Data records
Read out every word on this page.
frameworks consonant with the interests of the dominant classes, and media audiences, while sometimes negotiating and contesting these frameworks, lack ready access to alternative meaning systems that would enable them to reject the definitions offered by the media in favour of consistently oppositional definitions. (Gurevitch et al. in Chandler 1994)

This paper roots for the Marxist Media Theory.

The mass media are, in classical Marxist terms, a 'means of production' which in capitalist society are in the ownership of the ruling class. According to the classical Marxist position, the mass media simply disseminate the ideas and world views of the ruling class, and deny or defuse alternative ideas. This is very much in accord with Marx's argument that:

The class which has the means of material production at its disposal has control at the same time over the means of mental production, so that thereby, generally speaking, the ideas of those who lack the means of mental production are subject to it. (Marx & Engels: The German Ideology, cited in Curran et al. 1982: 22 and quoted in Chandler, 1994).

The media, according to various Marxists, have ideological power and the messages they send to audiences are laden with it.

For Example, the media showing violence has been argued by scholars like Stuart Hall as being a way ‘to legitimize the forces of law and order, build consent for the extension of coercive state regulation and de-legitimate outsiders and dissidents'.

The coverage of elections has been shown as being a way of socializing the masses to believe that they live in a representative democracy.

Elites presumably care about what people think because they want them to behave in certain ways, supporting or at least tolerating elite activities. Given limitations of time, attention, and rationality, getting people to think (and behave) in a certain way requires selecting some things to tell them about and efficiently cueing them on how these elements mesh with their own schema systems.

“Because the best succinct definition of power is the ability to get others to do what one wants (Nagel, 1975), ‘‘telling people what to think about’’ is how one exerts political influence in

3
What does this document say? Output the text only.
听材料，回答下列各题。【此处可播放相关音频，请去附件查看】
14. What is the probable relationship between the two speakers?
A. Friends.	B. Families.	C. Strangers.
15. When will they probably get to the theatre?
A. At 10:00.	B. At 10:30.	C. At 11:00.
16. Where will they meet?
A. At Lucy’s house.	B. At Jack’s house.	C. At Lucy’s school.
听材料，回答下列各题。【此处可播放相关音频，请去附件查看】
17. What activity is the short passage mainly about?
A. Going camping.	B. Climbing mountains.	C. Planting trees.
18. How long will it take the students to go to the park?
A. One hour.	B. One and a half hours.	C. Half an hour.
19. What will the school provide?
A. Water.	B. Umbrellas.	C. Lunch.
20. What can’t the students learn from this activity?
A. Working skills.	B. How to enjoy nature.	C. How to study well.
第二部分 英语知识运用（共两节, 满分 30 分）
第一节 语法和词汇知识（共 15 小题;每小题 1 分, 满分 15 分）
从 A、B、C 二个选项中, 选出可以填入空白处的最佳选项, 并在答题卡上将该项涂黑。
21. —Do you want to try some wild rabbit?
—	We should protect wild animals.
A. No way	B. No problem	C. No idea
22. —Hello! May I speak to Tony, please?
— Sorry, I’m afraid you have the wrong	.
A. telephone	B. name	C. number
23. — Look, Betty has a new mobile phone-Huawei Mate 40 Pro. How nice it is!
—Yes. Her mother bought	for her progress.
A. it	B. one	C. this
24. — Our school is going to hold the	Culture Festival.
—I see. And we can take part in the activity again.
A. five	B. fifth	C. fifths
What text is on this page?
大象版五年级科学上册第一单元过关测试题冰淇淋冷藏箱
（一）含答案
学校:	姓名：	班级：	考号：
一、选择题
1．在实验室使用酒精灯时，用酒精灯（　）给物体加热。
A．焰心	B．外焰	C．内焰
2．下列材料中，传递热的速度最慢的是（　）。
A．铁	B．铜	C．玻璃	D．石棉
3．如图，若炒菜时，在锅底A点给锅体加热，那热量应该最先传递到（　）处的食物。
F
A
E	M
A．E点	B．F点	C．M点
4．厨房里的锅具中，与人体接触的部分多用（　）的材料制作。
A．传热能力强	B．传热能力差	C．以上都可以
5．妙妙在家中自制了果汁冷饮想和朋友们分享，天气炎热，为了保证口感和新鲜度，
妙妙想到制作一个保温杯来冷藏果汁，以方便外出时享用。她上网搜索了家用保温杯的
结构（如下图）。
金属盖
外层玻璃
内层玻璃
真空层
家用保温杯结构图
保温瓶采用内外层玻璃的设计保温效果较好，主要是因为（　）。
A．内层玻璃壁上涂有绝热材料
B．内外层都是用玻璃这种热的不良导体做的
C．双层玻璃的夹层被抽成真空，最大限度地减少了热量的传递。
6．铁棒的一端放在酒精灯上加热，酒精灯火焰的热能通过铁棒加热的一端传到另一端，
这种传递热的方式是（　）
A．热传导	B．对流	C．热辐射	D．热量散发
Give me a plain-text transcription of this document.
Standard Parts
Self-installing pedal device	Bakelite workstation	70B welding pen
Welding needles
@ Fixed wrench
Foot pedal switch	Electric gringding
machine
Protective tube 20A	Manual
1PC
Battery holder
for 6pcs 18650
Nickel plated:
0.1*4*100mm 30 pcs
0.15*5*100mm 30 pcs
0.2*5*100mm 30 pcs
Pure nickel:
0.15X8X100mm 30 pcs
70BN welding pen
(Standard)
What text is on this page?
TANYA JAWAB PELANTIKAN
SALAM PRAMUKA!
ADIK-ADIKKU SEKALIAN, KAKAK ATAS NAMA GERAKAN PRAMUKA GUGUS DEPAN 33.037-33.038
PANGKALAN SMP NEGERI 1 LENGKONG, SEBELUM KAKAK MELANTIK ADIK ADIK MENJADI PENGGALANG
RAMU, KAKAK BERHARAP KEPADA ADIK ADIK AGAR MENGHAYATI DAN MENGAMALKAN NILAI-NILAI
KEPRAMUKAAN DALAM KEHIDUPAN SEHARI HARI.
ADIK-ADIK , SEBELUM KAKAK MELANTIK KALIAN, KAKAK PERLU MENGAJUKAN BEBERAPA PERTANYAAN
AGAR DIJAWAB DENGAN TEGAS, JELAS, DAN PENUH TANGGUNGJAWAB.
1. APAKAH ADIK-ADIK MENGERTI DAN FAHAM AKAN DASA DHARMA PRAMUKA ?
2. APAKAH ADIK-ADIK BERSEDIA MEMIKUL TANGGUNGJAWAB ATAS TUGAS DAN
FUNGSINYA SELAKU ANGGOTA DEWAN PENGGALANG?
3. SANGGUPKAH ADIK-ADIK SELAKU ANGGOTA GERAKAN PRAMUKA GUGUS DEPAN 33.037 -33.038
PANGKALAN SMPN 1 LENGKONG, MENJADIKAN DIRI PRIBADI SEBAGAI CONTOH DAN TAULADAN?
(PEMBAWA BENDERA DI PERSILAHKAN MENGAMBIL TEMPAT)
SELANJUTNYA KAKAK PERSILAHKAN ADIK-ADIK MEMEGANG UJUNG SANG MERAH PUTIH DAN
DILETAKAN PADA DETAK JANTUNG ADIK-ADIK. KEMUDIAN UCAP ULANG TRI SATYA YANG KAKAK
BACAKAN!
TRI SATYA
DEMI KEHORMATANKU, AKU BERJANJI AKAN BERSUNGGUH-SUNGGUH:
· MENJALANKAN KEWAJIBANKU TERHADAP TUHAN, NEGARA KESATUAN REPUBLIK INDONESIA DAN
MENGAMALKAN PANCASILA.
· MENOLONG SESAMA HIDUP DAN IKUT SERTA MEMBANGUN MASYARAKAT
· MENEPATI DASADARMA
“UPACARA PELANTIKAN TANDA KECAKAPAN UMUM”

### WHAT TO PRODUCE
Pull out every line above that holds the word "SELAKU".

### THE RESPONSE
FUNGSINYA SELAKU ANGGOTA DEWAN PENGGALANG?
3. SANGGUPKAH ADIK-ADIK SELAKU ANGGOTA GERAKAN PRAMUKA GUGUS DEPAN 33.037 -33.038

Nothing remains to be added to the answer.